> Problem to work on:
Whenever a line below holds the word "omnium", copy that line.

+ + + +

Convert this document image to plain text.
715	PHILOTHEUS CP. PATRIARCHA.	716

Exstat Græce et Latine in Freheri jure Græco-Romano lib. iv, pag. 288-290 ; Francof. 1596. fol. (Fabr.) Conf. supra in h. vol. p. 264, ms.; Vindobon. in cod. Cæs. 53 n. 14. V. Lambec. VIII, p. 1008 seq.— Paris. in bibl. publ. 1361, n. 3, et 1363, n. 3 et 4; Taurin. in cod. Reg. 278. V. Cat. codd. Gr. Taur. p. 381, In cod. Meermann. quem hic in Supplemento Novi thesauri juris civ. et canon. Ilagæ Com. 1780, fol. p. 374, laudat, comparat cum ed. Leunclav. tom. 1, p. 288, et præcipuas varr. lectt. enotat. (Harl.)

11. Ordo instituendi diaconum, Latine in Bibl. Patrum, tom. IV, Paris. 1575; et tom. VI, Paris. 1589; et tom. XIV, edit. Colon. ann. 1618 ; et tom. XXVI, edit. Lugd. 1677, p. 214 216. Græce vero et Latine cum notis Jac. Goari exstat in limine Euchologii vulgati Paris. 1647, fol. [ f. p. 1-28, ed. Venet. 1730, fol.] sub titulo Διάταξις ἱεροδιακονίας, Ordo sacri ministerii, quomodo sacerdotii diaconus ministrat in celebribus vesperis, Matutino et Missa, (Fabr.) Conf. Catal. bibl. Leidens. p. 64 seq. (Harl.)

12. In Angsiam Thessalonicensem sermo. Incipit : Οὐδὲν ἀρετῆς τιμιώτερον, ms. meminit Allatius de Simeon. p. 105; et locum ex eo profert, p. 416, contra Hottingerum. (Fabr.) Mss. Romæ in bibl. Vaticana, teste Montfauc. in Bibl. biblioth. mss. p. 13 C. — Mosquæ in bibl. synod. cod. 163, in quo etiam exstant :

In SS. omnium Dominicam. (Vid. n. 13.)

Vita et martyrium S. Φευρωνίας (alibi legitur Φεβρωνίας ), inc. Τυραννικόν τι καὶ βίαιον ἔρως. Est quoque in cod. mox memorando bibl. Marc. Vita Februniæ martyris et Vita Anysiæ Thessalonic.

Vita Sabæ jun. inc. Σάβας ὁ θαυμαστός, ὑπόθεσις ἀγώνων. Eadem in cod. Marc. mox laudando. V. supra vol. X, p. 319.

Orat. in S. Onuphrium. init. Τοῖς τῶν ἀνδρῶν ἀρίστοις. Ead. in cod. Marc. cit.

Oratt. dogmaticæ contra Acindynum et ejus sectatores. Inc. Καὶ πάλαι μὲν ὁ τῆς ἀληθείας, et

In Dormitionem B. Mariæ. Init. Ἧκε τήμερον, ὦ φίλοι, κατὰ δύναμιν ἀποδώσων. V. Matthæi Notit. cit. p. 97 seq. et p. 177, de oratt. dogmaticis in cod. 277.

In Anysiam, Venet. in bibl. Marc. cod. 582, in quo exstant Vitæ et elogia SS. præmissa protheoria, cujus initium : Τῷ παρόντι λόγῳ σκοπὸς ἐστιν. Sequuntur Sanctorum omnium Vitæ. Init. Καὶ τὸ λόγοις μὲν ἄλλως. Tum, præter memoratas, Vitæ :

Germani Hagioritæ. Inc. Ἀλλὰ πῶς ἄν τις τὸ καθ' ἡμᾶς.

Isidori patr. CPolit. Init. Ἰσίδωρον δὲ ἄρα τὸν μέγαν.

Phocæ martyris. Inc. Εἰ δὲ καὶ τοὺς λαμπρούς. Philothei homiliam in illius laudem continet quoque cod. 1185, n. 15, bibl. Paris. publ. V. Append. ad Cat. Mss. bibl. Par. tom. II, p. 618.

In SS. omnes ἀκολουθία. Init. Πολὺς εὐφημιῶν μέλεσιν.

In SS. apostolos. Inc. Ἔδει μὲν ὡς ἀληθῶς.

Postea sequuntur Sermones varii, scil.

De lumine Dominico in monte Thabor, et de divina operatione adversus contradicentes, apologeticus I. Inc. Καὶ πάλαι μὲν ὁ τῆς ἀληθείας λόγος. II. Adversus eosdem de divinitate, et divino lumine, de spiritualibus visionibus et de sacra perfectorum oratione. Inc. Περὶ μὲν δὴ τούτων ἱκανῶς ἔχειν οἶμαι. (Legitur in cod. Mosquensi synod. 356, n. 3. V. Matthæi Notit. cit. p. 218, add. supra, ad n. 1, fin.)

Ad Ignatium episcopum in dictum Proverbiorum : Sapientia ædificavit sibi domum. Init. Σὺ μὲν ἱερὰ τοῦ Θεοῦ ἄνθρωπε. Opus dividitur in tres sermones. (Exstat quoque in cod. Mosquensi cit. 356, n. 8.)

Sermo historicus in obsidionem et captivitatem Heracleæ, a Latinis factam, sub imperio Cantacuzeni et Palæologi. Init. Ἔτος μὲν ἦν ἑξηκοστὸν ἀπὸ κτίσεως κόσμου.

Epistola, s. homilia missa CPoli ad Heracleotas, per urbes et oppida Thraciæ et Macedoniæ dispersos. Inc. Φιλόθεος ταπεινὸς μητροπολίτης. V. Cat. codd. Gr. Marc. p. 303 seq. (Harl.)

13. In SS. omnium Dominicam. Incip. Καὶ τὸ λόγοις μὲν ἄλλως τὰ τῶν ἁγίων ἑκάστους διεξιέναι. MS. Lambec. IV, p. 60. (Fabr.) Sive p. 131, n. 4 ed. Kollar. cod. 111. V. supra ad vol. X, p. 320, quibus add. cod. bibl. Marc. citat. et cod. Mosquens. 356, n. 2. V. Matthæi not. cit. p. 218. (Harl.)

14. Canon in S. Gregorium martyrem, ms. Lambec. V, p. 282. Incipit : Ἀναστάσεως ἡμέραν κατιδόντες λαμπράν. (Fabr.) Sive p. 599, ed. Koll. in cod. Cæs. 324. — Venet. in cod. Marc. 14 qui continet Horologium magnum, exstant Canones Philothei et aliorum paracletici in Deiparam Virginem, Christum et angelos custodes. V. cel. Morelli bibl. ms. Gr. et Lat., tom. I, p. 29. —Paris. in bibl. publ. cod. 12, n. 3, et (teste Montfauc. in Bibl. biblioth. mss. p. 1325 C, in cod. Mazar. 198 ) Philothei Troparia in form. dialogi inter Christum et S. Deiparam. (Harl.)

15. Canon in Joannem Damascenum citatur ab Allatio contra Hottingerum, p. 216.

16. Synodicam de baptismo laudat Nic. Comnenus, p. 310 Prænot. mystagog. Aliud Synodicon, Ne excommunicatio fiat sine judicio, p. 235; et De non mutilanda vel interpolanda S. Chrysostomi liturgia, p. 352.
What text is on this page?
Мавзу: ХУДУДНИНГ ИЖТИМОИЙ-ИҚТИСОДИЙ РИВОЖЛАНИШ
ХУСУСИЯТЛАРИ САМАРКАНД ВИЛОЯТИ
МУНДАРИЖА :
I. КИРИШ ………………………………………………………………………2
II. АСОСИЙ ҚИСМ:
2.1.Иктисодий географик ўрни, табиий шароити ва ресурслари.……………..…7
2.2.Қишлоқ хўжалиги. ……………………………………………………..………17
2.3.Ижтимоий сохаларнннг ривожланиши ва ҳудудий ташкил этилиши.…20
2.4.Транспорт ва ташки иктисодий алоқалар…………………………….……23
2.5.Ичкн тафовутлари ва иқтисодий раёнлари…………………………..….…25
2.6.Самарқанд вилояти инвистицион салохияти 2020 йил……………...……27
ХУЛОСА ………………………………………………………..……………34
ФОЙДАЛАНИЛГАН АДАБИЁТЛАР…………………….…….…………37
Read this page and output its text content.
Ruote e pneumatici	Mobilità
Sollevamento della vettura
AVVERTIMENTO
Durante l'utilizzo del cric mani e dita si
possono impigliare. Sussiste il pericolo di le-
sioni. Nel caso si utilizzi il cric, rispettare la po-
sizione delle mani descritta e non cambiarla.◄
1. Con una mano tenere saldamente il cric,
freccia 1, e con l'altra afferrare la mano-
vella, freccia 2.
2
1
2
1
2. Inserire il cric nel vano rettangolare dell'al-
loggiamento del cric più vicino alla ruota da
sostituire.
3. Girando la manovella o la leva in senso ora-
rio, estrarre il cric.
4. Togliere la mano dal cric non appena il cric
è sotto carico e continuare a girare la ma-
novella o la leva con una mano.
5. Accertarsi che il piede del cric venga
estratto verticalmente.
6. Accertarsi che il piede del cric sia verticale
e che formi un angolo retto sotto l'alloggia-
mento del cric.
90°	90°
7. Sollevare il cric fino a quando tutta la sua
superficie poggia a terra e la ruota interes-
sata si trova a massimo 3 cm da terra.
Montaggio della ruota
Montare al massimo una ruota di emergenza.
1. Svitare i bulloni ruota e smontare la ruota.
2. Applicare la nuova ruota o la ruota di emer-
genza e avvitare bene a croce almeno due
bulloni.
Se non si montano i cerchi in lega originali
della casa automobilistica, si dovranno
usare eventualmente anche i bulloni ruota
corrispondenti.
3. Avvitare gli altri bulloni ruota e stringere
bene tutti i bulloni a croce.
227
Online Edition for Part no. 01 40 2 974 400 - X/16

+ + + +

> Worked answer:
In SS. omnium Dominicam. (Vid. n. 13.)
In Anysiam, Venet. in bibl. Marc. cod. 582, in quo exstant Vitæ et elogia SS. præmissa protheoria, cujus initium : Τῷ παρόντι λόγῳ σκοπὸς ἐστιν. Sequuntur Sanctorum omnium Vitæ. Init. Καὶ τὸ λόγοις μὲν ἄλλως. Tum, præter memoratas, Vitæ :
13. In SS. omnium Dominicam. Incip. Καὶ τὸ λόγοις μὲν ἄλλως τὰ τῶν ἁγίων ἑκάστους διεξιέναι. MS. Lambec. IV, p. 60. (Fabr.) Sive p. 131, n. 4 ed. Kollar. cod. 111. V. supra ad vol. X, p. 320, quibus add. cod. bibl. Marc. citat. et cod. Mosquens. 356, n. 2. V. Matthæi not. cit. p. 218. (Harl.)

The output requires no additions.